Work instructions: Select, from the material below, each line with "Offer" in it.

[START Dataset excerpts]

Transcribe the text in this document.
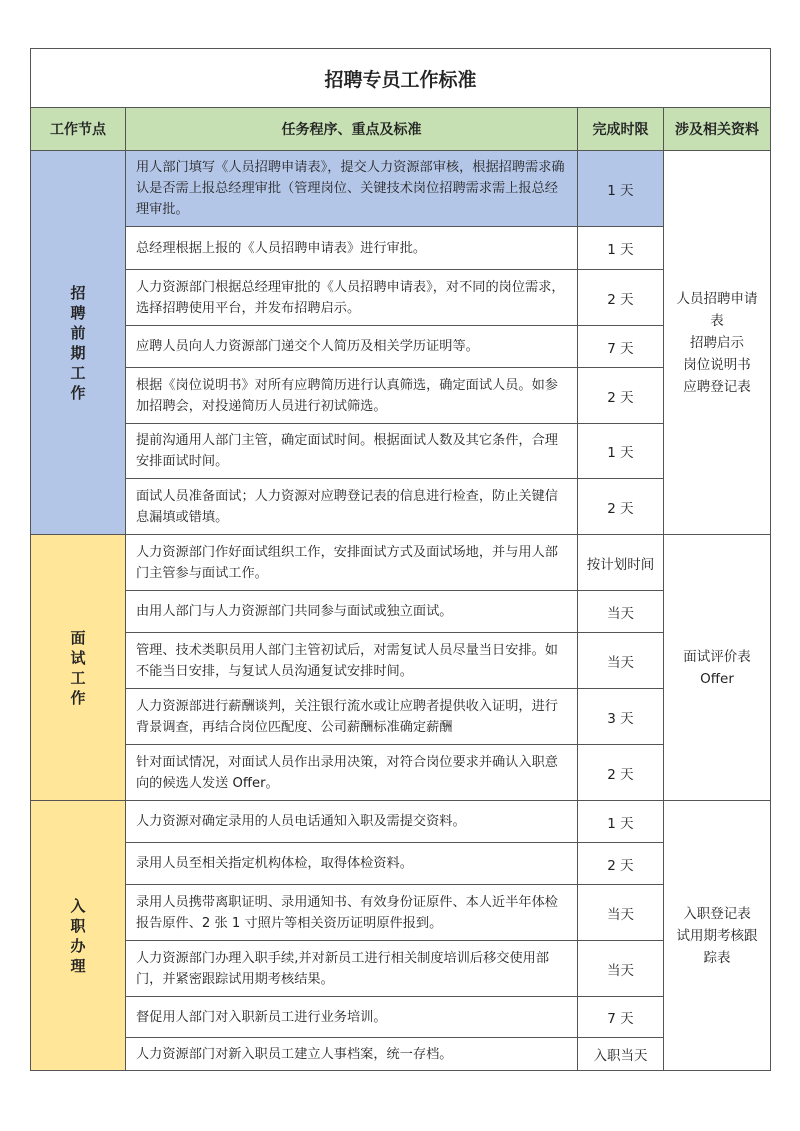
招聘专员工作标准			
工作节点	任务程序、重点及标准	完成时限	涉及相关资料
招聘前期工作	用人部门填写《人员招聘申请表》，提交人力资源部审核，根据招聘需求确认是否需上报总经理审批（管理岗位、关键技术岗位招聘需求需上报总经理审批。	1 天	人员招聘申请表
招聘启示
岗位说明书
应聘登记表

	总经理根据上报的《人员招聘申请表》进行审批。	1 天	
	人力资源部门根据总经理审批的《人员招聘申请表》，对不同的岗位需求，选择招聘使用平台，并发布招聘启示。	2 天	
	应聘人员向人力资源部门递交个人简历及相关学历证明等。	7 天	
	根据《岗位说明书》对所有应聘简历进行认真筛选，确定面试人员。如参加招聘会，对投递简历人员进行初试筛选。	2 天	
	提前沟通用人部门主管，确定面试时间。根据面试人数及其它条件，合理安排面试时间。	1 天	
	面试人员准备面试；人力资源对应聘登记表的信息进行检查，防止关键信息漏填或错填。	2 天	
面试工作	人力资源部门作好面试组织工作，安排面试方式及面试场地，并与用人部门主管参与面试工作。	按计划时间	面试评价表
Offer

	由用人部门与人力资源部门共同参与面试或独立面试。	当天	
	管理、技术类职员用人部门主管初试后，对需复试人员尽量当日安排。如不能当日安排，与复试人员沟通复试安排时间。	当天	
	人力资源部进行薪酬谈判，关注银行流水或让应聘者提供收入证明，进行背景调查，再结合岗位匹配度、公司薪酬标准确定薪酬	3 天	
	针对面试情况，对面试人员作出录用决策，对符合岗位要求并确认入职意向的候选人发送 Offer。	2 天	
入职办理	人力资源对确定录用的人员电话通知入职及需提交资料。	1 天	入职登记表
试用期考核跟踪表

	录用人员至相关指定机构体检，取得体检资料。	2 天	
	录用人员携带离职证明、录用通知书、有效身份证原件、本人近半年体检报告原件、2 张 1 寸照片等相关资历证明原件报到。	当天	
	人力资源部门办理入职手续,并对新员工进行相关制度培训后移交使用部门，并紧密跟踪试用期考核结果。	当天	
	督促用人部门对入职新员工进行业务培训。	7 天	
	人力资源部门对新入职员工建立人事档案，统一存档。	入职当天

[END Dataset excerpts]

Result for this task:
Offer
	针对面试情况，对面试人员作出录用决策，对符合岗位要求并确认入职意向的候选人发送 Offer。	2 天	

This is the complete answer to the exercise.